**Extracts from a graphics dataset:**
-- start --

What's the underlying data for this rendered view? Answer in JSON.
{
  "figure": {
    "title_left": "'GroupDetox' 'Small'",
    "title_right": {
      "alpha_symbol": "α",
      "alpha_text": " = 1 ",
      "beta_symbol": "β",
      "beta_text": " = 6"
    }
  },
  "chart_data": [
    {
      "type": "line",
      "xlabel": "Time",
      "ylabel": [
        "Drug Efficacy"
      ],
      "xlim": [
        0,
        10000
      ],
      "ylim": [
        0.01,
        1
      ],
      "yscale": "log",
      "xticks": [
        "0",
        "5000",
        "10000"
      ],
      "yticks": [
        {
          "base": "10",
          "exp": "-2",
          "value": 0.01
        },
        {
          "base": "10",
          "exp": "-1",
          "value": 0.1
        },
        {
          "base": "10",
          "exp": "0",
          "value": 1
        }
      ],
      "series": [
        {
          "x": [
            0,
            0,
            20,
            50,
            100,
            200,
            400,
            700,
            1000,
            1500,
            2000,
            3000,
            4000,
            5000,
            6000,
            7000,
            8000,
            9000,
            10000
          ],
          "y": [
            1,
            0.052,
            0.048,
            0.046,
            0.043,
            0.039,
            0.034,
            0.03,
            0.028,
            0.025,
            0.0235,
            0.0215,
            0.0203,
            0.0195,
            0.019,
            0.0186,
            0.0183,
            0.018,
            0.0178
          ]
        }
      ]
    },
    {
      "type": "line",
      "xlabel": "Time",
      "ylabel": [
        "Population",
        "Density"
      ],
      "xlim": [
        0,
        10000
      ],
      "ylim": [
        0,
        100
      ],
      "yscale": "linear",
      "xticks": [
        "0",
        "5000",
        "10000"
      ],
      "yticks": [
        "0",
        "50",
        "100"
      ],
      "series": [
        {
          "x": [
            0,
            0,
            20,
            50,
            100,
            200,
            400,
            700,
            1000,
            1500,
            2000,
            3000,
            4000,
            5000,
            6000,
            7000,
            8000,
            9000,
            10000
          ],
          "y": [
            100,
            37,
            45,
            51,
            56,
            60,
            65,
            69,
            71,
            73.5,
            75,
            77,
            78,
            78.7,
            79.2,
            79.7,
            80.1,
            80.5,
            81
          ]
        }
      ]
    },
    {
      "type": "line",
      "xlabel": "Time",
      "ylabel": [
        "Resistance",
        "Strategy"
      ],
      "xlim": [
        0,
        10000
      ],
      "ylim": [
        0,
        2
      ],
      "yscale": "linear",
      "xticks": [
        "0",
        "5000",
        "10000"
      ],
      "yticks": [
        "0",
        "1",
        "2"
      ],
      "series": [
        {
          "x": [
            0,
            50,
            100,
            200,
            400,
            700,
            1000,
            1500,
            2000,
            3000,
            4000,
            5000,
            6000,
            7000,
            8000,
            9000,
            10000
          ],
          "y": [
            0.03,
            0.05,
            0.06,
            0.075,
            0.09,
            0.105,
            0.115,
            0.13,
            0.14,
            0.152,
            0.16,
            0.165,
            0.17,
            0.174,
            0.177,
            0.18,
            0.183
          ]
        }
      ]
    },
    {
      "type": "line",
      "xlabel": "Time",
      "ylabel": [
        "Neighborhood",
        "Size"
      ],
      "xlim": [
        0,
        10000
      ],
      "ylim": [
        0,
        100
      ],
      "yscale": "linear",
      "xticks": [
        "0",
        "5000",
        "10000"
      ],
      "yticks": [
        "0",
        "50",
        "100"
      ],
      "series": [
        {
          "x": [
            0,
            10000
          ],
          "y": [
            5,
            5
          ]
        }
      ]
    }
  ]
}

-- end --

**To be done:** Reproduce each entry above exactly, keeping every word.

**Task answer:**
What's the underlying data for this rendered view? Answer in JSON.
{
  "figure": {
    "title_left": "'GroupDetox' 'Small'",
    "title_right": {
      "alpha_symbol": "α",
      "alpha_text": " = 1 ",
      "beta_symbol": "β",
      "beta_text": " = 6"
    }
  },
  "chart_data": [
    {
      "type": "line",
      "xlabel": "Time",
      "ylabel": [
        "Drug Efficacy"
      ],
      "xlim": [
        0,
        10000
      ],
      "ylim": [
        0.01,
        1
      ],
      "yscale": "log",
      "xticks": [
        "0",
        "5000",
        "10000"
      ],
      "yticks": [
        {
          "base": "10",
          "exp": "-2",
          "value": 0.01
        },
        {
          "base": "10",
          "exp": "-1",
          "value": 0.1
        },
        {
          "base": "10",
          "exp": "0",
          "value": 1
        }
      ],
      "series": [
        {
          "x": [
            0,
            0,
            20,
            50,
            100,
            200,
            400,
            700,
            1000,
            1500,
            2000,
            3000,
            4000,
            5000,
            6000,
            7000,
            8000,
            9000,
            10000
          ],
          "y": [
            1,
            0.052,
            0.048,
            0.046,
            0.043,
            0.039,
            0.034,
            0.03,
            0.028,
            0.025,
            0.0235,
            0.0215,
            0.0203,
            0.0195,
            0.019,
            0.0186,
            0.0183,
            0.018,
            0.0178
          ]
        }
      ]
    },
    {
      "type": "line",
      "xlabel": "Time",
      "ylabel": [
        "Population",
        "Density"
      ],
      "xlim": [
        0,
        10000
      ],
      "ylim": [
        0,
        100
      ],
      "yscale": "linear",
      "xticks": [
        "0",
        "5000",
        "10000"
      ],
      "yticks": [
        "0",
        "50",
        "100"
      ],
      "series": [
        {
          "x": [
            0,
            0,
            20,
            50,
            100,
            200,
            400,
            700,
            1000,
            1500,
            2000,
            3000,
            4000,
            5000,
            6000,
            7000,
            8000,
            9000,
            10000
          ],
          "y": [
            100,
            37,
            45,
            51,
            56,
            60,
            65,
            69,
            71,
            73.5,
            75,
            77,
            78,
            78.7,
            79.2,
            79.7,
            80.1,
            80.5,
            81
          ]
        }
      ]
    },
    {
      "type": "line",
      "xlabel": "Time",
      "ylabel": [
        "Resistance",
        "Strategy"
      ],
      "xlim": [
        0,
        10000
      ],
      "ylim": [
        0,
        2
      ],
      "yscale": "linear",
      "xticks": [
        "0",
        "5000",
        "10000"
      ],
      "yticks": [
        "0",
        "1",
        "2"
      ],
      "series": [
        {
          "x": [
            0,
            50,
            100,
            200,
            400,
            700,
            1000,
            1500,
            2000,
            3000,
            4000,
            5000,
            6000,
            7000,
            8000,
            9000,
            10000
          ],
          "y": [
            0.03,
            0.05,
            0.06,
            0.075,
            0.09,
            0.105,
            0.115,
            0.13,
            0.14,
            0.152,
            0.16,
            0.165,
            0.17,
            0.174,
            0.177,
            0.18,
            0.183
          ]
        }
      ]
    },
    {
      "type": "line",
      "xlabel": "Time",
      "ylabel": [
        "Neighborhood",
        "Size"
      ],
      "xlim": [
        0,
        10000
      ],
      "ylim": [
        0,
        100
      ],
      "yscale": "linear",
      "xticks": [
        "0",
        "5000",
        "10000"
      ],
      "yticks": [
        "0",
        "50",
        "100"
      ],
      "series": [
        {
          "x": [
            0,
            10000
          ],
          "y": [
            5,
            5
          ]
        }
      ]
    }
  ]
}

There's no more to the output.